-- Start --
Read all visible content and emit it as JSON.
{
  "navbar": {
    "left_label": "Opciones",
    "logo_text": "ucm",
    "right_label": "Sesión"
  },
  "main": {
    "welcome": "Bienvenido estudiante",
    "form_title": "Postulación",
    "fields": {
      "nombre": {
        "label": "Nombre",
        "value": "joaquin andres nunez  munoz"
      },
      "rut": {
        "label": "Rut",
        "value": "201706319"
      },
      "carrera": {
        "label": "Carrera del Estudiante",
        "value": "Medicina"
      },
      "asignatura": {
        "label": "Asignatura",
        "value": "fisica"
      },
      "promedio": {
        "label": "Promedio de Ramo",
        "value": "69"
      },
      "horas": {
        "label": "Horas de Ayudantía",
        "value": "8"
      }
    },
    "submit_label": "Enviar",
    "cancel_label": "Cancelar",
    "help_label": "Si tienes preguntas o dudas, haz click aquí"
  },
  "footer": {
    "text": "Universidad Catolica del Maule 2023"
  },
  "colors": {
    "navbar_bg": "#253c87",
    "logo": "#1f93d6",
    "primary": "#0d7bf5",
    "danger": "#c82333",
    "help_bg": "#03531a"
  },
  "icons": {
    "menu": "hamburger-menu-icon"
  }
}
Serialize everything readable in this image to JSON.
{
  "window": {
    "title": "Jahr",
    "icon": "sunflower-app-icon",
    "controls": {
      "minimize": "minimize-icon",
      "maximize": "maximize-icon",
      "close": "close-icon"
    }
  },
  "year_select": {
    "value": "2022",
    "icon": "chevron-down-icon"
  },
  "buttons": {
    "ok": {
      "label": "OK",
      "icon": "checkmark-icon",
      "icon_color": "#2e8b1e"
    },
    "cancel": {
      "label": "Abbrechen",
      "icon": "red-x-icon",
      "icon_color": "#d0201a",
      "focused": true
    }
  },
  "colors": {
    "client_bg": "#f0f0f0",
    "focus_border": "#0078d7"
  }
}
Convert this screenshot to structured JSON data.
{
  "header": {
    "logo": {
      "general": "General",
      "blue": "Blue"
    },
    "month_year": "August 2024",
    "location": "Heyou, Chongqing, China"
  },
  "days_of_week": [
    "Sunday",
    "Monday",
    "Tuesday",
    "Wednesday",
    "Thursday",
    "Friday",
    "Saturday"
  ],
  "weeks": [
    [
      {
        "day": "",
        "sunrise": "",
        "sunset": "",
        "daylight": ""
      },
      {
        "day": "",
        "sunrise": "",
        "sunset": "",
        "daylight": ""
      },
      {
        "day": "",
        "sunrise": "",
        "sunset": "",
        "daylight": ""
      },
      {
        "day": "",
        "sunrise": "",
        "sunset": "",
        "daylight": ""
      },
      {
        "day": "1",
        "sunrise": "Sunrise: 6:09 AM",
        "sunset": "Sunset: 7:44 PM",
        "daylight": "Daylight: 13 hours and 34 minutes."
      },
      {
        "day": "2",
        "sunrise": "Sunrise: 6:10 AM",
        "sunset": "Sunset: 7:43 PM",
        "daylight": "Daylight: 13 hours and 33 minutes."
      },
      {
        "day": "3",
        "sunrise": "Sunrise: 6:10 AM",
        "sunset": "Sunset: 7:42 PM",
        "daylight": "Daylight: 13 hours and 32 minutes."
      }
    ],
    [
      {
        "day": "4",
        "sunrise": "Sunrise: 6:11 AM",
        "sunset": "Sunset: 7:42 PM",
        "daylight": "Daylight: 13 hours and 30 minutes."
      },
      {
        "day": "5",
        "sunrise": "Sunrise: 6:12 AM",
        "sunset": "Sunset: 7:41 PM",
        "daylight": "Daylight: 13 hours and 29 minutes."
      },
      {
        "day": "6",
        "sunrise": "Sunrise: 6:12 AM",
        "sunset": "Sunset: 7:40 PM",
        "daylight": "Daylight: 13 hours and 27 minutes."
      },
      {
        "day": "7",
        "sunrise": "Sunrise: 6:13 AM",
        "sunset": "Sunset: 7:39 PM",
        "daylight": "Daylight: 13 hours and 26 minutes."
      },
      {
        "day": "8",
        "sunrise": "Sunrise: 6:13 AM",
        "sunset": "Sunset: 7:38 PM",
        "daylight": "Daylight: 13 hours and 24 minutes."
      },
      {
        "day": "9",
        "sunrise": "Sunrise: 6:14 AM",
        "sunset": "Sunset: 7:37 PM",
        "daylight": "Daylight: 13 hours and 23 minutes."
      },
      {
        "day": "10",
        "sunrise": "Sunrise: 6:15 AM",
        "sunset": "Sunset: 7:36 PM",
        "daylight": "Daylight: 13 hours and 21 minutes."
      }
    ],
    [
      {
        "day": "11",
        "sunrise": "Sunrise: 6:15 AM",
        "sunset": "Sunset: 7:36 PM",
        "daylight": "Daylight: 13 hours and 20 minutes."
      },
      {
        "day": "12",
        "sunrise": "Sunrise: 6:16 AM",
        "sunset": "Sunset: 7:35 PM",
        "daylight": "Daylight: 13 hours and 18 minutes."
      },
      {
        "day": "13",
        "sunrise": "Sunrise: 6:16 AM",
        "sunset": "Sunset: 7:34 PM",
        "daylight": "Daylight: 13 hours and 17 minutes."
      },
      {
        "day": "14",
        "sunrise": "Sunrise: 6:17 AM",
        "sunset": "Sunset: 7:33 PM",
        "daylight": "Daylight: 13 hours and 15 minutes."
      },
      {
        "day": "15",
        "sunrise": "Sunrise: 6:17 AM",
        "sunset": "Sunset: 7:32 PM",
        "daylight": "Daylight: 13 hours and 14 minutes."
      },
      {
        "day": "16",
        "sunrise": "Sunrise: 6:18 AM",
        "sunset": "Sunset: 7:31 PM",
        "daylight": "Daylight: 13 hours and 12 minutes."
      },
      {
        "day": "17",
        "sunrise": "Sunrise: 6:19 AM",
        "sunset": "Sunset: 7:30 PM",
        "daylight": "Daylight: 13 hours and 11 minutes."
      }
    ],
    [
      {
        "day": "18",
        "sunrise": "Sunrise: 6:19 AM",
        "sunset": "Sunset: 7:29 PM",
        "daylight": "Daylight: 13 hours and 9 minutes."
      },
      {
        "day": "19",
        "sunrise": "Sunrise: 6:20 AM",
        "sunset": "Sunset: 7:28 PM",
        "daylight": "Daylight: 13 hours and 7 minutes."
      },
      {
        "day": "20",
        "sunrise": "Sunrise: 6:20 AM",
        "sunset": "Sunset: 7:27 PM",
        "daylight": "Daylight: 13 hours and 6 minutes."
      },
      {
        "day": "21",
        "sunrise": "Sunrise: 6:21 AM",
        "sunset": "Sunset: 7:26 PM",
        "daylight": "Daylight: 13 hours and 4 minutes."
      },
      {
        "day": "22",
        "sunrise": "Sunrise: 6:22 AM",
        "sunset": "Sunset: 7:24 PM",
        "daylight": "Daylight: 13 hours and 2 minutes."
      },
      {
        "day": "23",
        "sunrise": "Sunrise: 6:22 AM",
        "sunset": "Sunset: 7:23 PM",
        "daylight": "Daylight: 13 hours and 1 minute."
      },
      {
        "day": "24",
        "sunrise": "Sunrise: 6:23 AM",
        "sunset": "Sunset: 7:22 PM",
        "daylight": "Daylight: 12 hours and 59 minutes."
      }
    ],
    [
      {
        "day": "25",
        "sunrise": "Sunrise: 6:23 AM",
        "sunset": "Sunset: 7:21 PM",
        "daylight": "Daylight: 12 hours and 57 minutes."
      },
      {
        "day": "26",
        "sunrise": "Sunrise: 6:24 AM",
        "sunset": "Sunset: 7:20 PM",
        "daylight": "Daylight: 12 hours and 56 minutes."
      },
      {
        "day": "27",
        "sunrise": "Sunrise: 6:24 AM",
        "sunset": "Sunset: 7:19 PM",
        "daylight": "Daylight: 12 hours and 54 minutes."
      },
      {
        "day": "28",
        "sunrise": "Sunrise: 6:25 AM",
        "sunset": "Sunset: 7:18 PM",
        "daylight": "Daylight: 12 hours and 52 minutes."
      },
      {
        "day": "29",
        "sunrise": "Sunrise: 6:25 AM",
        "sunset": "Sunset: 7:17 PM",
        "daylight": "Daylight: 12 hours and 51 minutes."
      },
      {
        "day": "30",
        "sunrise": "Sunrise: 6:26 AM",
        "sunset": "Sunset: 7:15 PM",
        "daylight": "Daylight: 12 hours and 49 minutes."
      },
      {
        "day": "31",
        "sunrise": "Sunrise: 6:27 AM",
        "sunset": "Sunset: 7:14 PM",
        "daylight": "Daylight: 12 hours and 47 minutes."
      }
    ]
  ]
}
-- End --
▶ **Stated problem**
Copy every line in the records above that contains the word "this".

▶ **Finished answer**
Serialize everything readable in this image to JSON.
Convert this screenshot to structured JSON data.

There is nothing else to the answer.